**TASK INSTRUCTIONS:**
Read through the entries below and return each line with the word "دوباره".

[Extracts from a graphics dataset]
::::

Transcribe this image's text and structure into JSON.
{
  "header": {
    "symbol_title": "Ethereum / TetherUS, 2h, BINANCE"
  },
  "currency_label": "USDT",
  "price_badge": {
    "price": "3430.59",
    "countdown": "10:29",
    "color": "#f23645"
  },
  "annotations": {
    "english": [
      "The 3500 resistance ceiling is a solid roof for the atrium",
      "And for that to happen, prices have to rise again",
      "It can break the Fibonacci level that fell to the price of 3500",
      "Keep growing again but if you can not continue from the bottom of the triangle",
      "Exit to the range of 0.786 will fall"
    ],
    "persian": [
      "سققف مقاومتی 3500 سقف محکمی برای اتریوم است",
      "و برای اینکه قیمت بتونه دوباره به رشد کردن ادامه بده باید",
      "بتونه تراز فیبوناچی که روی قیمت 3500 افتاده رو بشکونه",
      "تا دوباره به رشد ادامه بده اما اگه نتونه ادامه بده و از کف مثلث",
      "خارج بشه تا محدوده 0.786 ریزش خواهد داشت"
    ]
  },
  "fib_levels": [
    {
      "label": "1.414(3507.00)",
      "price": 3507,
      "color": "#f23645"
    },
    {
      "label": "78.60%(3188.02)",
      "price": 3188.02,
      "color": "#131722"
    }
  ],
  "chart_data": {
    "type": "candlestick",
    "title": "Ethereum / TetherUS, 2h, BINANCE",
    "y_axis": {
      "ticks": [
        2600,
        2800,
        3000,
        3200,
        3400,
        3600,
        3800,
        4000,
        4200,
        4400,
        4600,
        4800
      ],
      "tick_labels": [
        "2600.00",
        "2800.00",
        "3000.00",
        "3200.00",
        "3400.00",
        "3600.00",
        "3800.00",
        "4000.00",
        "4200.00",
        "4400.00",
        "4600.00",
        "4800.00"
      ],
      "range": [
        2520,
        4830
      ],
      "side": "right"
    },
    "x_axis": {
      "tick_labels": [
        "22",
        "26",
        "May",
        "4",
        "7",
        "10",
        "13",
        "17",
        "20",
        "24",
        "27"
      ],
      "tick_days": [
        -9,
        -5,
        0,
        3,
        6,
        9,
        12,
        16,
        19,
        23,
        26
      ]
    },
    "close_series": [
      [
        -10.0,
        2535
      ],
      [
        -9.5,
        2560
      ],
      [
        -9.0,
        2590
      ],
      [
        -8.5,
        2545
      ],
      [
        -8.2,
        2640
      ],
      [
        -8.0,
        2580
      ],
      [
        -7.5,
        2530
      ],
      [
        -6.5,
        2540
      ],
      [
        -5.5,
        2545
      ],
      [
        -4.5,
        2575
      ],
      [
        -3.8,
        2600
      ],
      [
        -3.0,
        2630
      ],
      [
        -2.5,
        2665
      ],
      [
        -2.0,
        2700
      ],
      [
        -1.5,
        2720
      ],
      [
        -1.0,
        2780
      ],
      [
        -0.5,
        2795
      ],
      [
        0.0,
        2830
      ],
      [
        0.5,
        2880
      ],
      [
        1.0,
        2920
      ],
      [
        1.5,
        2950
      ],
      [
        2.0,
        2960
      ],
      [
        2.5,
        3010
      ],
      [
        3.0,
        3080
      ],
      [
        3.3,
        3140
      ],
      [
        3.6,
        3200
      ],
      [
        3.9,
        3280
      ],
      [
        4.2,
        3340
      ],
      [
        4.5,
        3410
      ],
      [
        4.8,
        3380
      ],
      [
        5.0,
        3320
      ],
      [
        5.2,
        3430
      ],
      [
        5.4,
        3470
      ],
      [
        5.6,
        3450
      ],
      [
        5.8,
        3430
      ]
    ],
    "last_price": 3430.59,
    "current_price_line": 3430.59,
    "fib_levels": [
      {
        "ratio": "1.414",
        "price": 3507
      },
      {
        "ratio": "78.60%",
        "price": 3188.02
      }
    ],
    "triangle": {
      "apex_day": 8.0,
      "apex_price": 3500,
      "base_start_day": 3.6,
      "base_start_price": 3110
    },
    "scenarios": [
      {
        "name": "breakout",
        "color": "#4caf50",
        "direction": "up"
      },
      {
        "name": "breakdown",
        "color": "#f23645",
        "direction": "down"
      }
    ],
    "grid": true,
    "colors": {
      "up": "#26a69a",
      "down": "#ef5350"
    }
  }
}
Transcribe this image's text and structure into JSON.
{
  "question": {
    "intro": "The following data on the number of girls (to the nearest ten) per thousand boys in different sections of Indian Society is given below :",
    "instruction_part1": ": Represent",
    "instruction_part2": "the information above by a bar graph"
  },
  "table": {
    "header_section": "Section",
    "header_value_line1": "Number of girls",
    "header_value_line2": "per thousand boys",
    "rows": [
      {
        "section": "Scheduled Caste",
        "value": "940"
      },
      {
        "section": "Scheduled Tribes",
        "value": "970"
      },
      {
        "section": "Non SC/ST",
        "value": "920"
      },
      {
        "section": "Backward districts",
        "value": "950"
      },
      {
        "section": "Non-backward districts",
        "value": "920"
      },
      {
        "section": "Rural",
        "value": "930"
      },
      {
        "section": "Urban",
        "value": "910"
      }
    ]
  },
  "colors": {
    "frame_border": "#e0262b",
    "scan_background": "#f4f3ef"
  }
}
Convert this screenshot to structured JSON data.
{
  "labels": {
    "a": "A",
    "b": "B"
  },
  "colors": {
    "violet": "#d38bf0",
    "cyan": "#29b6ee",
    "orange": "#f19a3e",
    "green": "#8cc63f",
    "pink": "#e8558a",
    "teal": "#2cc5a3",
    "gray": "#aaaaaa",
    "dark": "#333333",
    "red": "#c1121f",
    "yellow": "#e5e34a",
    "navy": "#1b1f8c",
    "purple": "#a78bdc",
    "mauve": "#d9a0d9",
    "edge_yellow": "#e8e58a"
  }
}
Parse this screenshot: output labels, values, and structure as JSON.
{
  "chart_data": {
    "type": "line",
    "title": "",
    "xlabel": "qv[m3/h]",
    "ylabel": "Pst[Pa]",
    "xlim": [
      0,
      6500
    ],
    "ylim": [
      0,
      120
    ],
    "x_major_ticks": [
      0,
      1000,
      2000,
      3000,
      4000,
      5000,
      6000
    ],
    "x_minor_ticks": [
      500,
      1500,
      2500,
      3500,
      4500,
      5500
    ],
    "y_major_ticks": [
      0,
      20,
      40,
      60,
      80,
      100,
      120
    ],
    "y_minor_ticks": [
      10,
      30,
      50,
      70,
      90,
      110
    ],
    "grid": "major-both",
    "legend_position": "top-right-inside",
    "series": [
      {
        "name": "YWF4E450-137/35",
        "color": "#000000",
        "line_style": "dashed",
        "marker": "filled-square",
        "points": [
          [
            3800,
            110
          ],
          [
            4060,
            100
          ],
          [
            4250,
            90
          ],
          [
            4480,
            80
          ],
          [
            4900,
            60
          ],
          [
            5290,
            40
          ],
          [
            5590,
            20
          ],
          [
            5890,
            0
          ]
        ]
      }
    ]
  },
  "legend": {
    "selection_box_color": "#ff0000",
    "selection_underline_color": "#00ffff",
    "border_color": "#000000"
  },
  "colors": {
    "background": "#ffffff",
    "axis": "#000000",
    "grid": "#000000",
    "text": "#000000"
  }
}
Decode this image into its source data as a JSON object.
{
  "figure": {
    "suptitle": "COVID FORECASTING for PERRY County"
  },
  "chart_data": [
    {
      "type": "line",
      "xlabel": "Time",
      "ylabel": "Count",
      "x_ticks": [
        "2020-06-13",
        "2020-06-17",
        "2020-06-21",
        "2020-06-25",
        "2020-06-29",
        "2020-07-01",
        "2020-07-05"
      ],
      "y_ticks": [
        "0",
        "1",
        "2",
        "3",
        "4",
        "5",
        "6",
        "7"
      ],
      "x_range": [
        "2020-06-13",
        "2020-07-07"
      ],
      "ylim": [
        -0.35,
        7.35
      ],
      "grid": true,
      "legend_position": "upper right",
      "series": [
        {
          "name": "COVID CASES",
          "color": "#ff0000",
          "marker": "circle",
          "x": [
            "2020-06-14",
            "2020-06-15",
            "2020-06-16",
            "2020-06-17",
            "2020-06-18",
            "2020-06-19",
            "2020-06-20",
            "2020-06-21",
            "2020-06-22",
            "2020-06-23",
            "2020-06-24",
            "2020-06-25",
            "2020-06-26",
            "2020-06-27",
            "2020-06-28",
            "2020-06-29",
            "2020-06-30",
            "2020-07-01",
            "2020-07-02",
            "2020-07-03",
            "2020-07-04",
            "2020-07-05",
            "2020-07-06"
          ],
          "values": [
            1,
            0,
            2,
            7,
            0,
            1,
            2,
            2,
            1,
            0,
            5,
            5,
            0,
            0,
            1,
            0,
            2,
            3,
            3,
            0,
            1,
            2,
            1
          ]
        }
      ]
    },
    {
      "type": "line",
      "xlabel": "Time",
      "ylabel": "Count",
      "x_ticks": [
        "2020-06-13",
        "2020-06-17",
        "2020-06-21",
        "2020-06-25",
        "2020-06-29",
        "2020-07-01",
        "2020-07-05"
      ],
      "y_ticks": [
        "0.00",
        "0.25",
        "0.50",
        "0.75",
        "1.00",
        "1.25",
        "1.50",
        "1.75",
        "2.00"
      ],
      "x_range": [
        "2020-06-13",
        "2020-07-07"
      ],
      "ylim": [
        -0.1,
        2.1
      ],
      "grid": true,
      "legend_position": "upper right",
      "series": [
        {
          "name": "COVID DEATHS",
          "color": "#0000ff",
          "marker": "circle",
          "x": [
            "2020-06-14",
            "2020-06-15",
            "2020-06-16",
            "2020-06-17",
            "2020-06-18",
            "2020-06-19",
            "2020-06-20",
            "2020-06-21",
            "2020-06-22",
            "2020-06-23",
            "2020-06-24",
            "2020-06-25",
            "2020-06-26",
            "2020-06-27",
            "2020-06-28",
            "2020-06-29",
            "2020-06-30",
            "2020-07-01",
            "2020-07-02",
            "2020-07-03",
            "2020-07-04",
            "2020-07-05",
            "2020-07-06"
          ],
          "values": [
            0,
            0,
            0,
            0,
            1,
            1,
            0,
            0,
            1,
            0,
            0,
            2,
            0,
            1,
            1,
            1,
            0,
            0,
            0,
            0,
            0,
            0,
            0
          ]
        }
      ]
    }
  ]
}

::::

**SOLUTION TO THIS EXERCISE:**
      "و برای اینکه قیمت بتونه دوباره به رشد کردن ادامه بده باید",
      "تا دوباره به رشد ادامه بده اما اگه نتونه ادامه بده و از کف مثلث",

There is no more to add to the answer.